### Aim:
Using the material that follows, identify and copy each line with the string "color".

-- START OF Input --

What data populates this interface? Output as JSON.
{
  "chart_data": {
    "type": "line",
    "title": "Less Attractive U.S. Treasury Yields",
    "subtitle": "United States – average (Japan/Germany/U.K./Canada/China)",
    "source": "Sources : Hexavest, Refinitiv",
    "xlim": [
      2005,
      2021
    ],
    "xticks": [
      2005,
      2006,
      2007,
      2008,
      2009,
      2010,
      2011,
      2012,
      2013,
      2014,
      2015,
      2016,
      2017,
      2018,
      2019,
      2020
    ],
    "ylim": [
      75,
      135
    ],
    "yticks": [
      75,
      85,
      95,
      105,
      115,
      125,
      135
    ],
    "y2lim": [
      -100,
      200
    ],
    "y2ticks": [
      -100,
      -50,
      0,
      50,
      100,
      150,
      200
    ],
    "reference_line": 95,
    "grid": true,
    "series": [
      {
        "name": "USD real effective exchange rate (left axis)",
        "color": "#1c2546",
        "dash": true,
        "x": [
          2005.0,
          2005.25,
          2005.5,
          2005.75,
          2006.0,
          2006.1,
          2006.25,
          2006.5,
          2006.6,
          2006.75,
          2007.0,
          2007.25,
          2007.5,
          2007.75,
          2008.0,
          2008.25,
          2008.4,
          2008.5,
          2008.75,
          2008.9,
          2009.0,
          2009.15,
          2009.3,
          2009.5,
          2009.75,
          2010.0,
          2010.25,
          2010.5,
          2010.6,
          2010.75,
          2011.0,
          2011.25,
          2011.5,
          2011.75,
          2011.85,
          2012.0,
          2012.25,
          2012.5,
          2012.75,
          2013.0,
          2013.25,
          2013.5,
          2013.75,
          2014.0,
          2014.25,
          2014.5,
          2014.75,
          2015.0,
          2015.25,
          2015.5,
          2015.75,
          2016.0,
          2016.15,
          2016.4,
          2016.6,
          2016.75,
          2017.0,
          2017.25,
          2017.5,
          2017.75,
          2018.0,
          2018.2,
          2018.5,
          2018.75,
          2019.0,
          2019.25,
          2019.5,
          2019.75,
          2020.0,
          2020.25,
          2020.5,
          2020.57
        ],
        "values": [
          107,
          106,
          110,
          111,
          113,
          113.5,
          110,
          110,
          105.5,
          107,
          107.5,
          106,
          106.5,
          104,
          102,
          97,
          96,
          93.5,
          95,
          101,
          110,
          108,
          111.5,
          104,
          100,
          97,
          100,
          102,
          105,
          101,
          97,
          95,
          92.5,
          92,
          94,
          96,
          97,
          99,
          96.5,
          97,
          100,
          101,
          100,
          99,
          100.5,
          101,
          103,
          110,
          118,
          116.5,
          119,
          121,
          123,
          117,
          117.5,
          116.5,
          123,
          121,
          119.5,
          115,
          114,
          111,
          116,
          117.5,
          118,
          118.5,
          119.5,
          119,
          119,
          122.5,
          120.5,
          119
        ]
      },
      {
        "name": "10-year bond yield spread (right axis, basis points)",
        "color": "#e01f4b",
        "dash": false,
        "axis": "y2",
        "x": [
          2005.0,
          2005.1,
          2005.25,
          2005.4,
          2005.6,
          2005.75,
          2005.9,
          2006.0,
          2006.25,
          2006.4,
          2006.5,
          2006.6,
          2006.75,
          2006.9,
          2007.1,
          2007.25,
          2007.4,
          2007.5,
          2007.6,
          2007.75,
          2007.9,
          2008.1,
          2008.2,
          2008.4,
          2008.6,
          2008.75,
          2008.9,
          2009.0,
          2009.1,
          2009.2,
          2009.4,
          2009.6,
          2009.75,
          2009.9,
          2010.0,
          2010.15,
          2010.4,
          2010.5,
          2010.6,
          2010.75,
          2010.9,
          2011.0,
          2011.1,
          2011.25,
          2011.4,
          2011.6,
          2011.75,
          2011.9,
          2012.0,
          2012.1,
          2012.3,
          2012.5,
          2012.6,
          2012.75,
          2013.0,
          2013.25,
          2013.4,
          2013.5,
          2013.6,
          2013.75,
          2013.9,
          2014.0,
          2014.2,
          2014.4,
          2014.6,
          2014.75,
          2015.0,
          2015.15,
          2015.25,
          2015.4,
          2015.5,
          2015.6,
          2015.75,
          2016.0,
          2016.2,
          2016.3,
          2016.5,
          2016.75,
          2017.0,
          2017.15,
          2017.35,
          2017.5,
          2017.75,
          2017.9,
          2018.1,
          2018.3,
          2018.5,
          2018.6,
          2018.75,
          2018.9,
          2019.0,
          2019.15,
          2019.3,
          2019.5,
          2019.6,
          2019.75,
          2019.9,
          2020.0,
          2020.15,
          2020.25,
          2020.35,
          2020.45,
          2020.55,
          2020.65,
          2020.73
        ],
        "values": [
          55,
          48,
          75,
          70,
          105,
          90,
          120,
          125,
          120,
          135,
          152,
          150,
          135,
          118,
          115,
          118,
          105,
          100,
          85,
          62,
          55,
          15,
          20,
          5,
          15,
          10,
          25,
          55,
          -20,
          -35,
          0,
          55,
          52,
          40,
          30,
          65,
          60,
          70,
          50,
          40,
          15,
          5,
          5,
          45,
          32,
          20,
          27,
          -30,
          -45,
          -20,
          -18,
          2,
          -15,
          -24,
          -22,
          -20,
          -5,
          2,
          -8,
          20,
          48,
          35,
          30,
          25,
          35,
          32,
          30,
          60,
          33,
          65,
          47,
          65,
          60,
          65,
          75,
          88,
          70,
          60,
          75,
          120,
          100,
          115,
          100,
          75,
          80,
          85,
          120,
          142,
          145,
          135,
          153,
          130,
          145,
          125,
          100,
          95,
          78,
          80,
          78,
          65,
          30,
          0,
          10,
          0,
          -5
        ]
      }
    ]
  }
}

-- END OF Input --
-- START OF Input --

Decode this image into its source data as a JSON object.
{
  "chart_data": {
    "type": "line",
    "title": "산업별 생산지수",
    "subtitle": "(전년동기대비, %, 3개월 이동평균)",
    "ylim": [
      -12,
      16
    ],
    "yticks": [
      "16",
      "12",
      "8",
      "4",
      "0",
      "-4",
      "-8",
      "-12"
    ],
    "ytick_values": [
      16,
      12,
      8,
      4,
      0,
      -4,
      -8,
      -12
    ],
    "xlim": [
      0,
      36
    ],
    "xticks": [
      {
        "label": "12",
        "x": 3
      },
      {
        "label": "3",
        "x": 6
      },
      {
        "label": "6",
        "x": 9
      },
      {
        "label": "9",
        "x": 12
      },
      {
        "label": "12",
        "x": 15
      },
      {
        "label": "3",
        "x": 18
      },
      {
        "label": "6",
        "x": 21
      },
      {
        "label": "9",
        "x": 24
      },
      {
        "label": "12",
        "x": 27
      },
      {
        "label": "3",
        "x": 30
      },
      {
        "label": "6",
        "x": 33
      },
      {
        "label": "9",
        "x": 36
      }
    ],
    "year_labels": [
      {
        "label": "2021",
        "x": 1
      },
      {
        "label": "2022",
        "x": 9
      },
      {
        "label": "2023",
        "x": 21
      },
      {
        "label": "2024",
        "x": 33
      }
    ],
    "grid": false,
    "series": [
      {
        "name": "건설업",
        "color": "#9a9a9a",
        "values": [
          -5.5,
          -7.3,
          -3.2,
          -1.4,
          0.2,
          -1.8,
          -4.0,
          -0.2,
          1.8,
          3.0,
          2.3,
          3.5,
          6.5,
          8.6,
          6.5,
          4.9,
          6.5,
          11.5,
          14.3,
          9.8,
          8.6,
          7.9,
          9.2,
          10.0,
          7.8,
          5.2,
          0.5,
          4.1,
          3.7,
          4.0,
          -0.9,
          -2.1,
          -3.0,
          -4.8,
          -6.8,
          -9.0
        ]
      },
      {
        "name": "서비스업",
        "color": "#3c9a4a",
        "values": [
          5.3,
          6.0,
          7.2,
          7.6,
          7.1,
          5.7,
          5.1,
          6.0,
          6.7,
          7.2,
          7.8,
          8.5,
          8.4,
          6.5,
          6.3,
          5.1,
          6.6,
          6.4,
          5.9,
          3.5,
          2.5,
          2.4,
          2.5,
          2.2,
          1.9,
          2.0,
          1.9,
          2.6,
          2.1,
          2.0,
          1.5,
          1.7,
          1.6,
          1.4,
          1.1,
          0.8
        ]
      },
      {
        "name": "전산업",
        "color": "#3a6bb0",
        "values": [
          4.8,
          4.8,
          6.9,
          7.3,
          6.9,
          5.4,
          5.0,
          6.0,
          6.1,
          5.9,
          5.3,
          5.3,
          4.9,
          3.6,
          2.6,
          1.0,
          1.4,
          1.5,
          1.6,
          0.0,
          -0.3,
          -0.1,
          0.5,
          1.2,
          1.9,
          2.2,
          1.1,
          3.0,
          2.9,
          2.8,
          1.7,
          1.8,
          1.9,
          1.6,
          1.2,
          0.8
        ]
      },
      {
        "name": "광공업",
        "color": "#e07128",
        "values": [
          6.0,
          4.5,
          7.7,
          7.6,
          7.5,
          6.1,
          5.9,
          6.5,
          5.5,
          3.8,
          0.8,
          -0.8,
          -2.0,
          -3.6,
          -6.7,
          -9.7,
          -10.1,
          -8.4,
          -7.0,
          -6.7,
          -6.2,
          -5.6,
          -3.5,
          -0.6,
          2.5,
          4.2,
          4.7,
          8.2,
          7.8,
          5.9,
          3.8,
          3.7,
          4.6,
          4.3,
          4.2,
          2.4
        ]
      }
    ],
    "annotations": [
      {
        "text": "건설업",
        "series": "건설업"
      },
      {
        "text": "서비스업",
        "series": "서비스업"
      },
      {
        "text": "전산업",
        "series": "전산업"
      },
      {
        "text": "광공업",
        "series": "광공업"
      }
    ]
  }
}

-- END OF Input --

### Response:
        "color": "#1c2546",
        "color": "#e01f4b",
        "color": "#9a9a9a",
        "color": "#3c9a4a",
        "color": "#3a6bb0",
        "color": "#e07128",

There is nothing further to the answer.